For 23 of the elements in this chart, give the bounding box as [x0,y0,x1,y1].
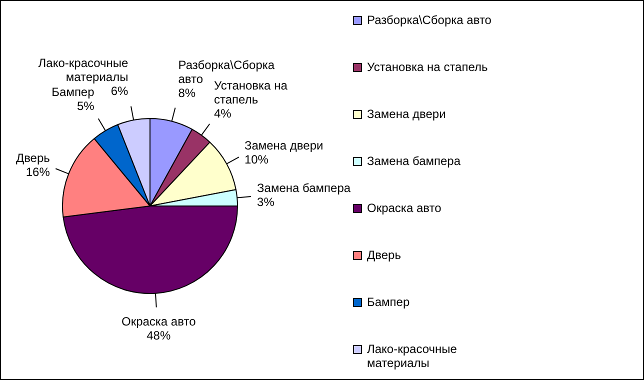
data-label: 3% [257,195,275,210]
legend-label: Замена двери [367,107,447,121]
slice-label: Окраска авто [121,314,196,329]
slice-label: Бампер [52,85,95,100]
slice-label: Замена двери [244,138,324,153]
legend-label: Установка на стапель [367,60,489,74]
data-label: 5% [76,99,95,114]
slice-label: Лако-красочные материалы [38,56,129,84]
data-label: 10% [244,152,269,167]
data-label: 48% [146,328,171,343]
data-label: 8% [178,86,196,100]
slice-label: Замена бампера [257,181,351,196]
data-label: 4% [214,106,232,121]
legend-label: Дверь [367,248,402,262]
data-label: 16% [26,165,50,180]
data-label: 6% [110,84,129,98]
legend-label: Лако-красочные материалы [367,342,458,370]
slice-label: Дверь [16,151,50,166]
legend-label: Разборка\Сборка авто [367,13,492,27]
legend-label: Бампер [367,295,411,309]
legend-label: Замена бампера [367,154,462,168]
slice-label: Установка на стапель [214,78,288,107]
legend-label: Окраска авто [367,201,442,215]
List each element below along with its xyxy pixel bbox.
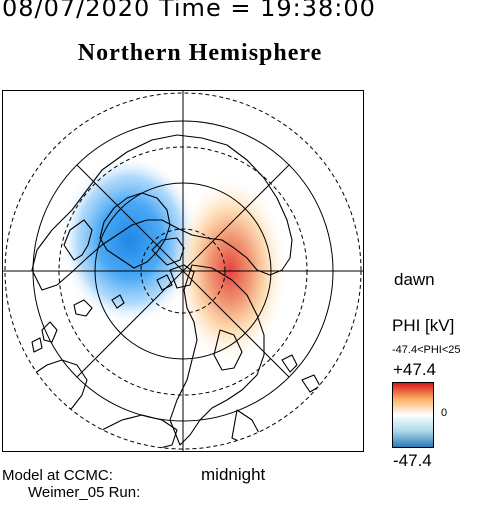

○ ○ ○ ○ ○ ○ ○

Reproduce all of the material above line for line, word for word, leaving out the pictures.

__RESPONSE FOR THIS EXERCISE__.
For 23 of the elements in this chart, give the bounding box as [x0,y0,x1,y1].
data-label: 3% [257,195,275,210]
legend-label: Замена двери [367,107,447,121]
slice-label: Окраска авто [121,314,196,329]
slice-label: Бампер [52,85,95,100]
slice-label: Замена двери [244,138,324,153]
legend-label: Установка на стапель [367,60,489,74]
data-label: 5% [76,99,95,114]
slice-label: Лако-красочные материалы [38,56,129,84]
data-label: 10% [244,152,269,167]
data-label: 48% [146,328,171,343]
data-label: 8% [178,86,196,100]
slice-label: Замена бампера [257,181,351,196]
data-label: 4% [214,106,232,121]
legend-label: Дверь [367,248,402,262]
data-label: 16% [26,165,50,180]
data-label: 6% [110,84,129,98]
legend-label: Лако-красочные материалы [367,342,458,370]
slice-label: Дверь [16,151,50,166]
legend-label: Разборка\Сборка авто [367,13,492,27]
legend-label: Бампер [367,295,411,309]
legend-label: Замена бампера [367,154,462,168]
slice-label: Установка на стапель [214,78,288,107]
legend-label: Окраска авто [367,201,442,215]
List each element below along with its xyxy pixel bbox.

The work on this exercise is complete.